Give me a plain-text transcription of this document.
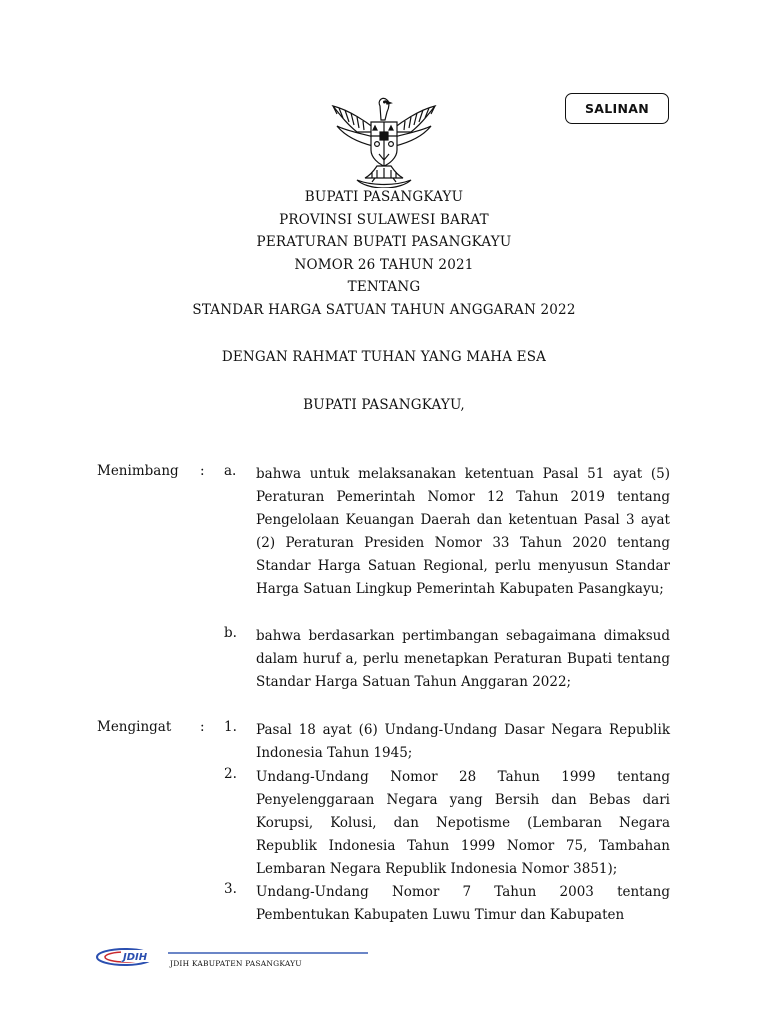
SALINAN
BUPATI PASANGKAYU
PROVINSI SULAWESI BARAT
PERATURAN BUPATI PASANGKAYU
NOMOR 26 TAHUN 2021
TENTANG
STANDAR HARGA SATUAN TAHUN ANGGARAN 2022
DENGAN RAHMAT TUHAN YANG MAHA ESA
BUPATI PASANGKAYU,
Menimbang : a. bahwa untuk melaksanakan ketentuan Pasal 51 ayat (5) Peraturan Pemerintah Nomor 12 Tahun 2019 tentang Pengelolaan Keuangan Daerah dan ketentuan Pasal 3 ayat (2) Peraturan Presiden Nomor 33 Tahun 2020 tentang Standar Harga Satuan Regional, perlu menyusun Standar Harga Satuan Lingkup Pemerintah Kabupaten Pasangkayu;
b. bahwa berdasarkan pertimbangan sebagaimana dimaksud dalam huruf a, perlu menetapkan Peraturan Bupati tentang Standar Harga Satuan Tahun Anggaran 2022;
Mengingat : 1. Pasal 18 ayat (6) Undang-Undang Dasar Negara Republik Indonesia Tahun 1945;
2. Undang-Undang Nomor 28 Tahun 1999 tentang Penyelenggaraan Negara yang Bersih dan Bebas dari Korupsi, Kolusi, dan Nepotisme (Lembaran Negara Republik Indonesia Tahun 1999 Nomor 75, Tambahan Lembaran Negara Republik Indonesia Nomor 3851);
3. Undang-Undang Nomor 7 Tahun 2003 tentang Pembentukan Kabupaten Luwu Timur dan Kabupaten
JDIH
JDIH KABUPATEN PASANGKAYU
---
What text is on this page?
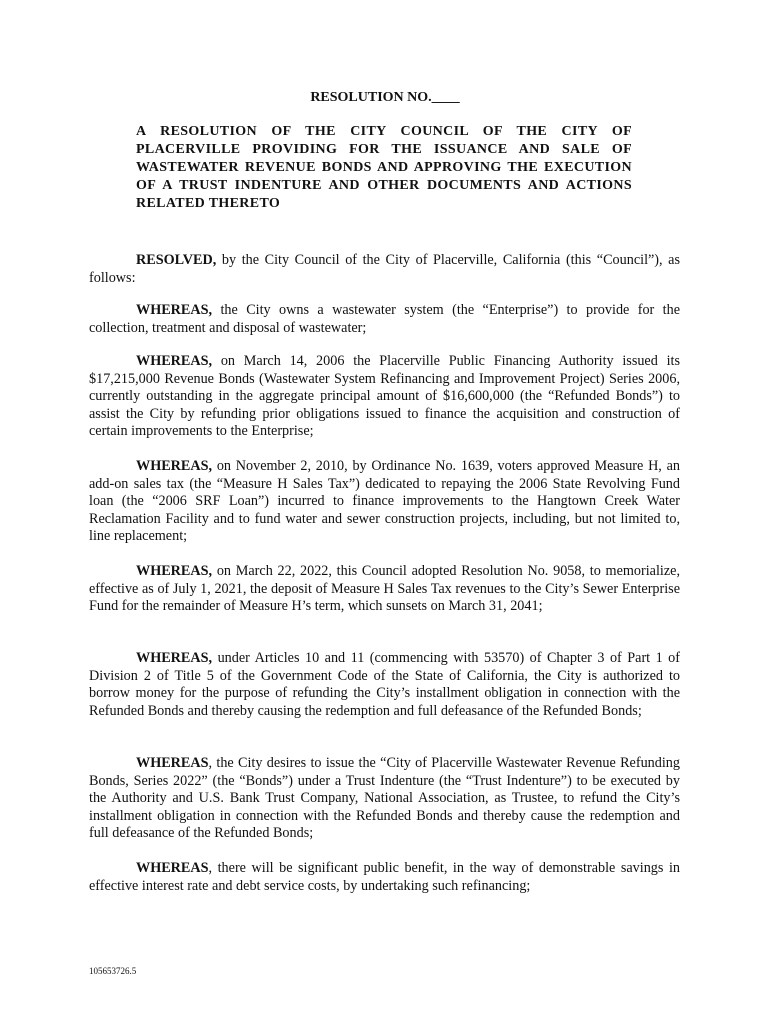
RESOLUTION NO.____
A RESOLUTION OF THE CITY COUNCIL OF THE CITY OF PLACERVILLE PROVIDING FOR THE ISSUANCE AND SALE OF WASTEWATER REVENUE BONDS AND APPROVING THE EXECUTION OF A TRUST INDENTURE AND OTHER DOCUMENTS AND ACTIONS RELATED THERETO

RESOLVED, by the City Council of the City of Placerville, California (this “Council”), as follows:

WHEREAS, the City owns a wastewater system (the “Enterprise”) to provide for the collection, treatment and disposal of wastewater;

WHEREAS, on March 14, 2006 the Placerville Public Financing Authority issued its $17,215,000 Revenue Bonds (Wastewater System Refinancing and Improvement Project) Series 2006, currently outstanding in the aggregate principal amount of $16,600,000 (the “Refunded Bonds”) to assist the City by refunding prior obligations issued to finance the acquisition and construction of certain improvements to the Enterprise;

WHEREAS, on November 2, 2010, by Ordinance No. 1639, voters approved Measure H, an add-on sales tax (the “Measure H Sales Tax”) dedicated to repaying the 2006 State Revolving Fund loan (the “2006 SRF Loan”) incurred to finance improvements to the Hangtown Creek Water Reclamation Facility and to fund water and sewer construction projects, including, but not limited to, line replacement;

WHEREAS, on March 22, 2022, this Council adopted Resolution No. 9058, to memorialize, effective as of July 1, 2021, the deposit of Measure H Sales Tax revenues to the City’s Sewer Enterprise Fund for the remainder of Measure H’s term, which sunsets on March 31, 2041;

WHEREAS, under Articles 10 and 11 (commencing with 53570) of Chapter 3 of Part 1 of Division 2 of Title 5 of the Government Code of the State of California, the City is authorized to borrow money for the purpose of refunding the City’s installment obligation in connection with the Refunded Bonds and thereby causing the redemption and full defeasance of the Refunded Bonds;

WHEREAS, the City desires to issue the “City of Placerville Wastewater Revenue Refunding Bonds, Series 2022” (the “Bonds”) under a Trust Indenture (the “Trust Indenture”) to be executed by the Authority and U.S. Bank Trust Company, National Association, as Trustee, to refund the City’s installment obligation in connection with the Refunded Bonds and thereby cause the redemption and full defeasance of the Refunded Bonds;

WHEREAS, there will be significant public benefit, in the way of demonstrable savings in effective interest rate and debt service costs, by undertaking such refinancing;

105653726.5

▶ _Stated goal_:
For the listing above, give the number of lines in which the string "Indonesia" occurs, and nothing else.

▶ _Response_:
2